Begin Records for processing

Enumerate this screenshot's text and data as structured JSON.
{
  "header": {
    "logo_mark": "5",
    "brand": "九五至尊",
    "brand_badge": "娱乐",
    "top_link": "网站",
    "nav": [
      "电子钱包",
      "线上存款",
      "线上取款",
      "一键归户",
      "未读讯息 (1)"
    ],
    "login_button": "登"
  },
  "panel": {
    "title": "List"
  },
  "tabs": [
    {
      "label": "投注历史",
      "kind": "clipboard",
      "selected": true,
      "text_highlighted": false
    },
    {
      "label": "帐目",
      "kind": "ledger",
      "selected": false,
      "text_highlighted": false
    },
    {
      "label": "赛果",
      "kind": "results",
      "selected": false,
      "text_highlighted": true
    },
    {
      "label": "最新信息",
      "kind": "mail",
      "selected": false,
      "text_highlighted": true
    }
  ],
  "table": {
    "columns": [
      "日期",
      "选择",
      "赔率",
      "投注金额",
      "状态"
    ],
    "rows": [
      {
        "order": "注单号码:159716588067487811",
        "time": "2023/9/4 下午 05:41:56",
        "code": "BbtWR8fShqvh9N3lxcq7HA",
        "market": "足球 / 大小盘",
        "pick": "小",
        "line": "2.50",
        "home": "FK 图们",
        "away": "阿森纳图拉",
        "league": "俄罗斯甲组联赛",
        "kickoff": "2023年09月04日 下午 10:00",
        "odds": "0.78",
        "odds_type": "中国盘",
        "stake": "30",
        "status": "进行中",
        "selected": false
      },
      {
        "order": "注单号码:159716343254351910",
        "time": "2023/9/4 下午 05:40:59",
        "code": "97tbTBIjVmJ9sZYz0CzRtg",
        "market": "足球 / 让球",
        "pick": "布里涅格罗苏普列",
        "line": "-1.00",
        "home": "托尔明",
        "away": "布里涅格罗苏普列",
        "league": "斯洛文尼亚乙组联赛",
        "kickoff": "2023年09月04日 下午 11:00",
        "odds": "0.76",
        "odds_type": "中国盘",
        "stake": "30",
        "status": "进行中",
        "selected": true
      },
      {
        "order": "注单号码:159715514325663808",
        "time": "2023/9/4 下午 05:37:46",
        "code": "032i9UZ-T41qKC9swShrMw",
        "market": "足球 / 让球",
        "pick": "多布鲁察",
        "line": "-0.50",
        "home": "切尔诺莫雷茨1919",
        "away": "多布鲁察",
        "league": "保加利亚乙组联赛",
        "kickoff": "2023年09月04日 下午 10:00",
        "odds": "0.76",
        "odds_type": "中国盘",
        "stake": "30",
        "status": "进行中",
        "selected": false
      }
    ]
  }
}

End Records for processing

Task to carry out.
Retype every entry above, word for word.

Task response.
Enumerate this screenshot's text and data as structured JSON.
{
  "header": {
    "logo_mark": "5",
    "brand": "九五至尊",
    "brand_badge": "娱乐",
    "top_link": "网站",
    "nav": [
      "电子钱包",
      "线上存款",
      "线上取款",
      "一键归户",
      "未读讯息 (1)"
    ],
    "login_button": "登"
  },
  "panel": {
    "title": "List"
  },
  "tabs": [
    {
      "label": "投注历史",
      "kind": "clipboard",
      "selected": true,
      "text_highlighted": false
    },
    {
      "label": "帐目",
      "kind": "ledger",
      "selected": false,
      "text_highlighted": false
    },
    {
      "label": "赛果",
      "kind": "results",
      "selected": false,
      "text_highlighted": true
    },
    {
      "label": "最新信息",
      "kind": "mail",
      "selected": false,
      "text_highlighted": true
    }
  ],
  "table": {
    "columns": [
      "日期",
      "选择",
      "赔率",
      "投注金额",
      "状态"
    ],
    "rows": [
      {
        "order": "注单号码:159716588067487811",
        "time": "2023/9/4 下午 05:41:56",
        "code": "BbtWR8fShqvh9N3lxcq7HA",
        "market": "足球 / 大小盘",
        "pick": "小",
        "line": "2.50",
        "home": "FK 图们",
        "away": "阿森纳图拉",
        "league": "俄罗斯甲组联赛",
        "kickoff": "2023年09月04日 下午 10:00",
        "odds": "0.78",
        "odds_type": "中国盘",
        "stake": "30",
        "status": "进行中",
        "selected": false
      },
      {
        "order": "注单号码:159716343254351910",
        "time": "2023/9/4 下午 05:40:59",
        "code": "97tbTBIjVmJ9sZYz0CzRtg",
        "market": "足球 / 让球",
        "pick": "布里涅格罗苏普列",
        "line": "-1.00",
        "home": "托尔明",
        "away": "布里涅格罗苏普列",
        "league": "斯洛文尼亚乙组联赛",
        "kickoff": "2023年09月04日 下午 11:00",
        "odds": "0.76",
        "odds_type": "中国盘",
        "stake": "30",
        "status": "进行中",
        "selected": true
      },
      {
        "order": "注单号码:159715514325663808",
        "time": "2023/9/4 下午 05:37:46",
        "code": "032i9UZ-T41qKC9swShrMw",
        "market": "足球 / 让球",
        "pick": "多布鲁察",
        "line": "-0.50",
        "home": "切尔诺莫雷茨1919",
        "away": "多布鲁察",
        "league": "保加利亚乙组联赛",
        "kickoff": "2023年09月04日 下午 10:00",
        "odds": "0.76",
        "odds_type": "中国盘",
        "stake": "30",
        "status": "进行中",
        "selected": false
      }
    ]
  }
}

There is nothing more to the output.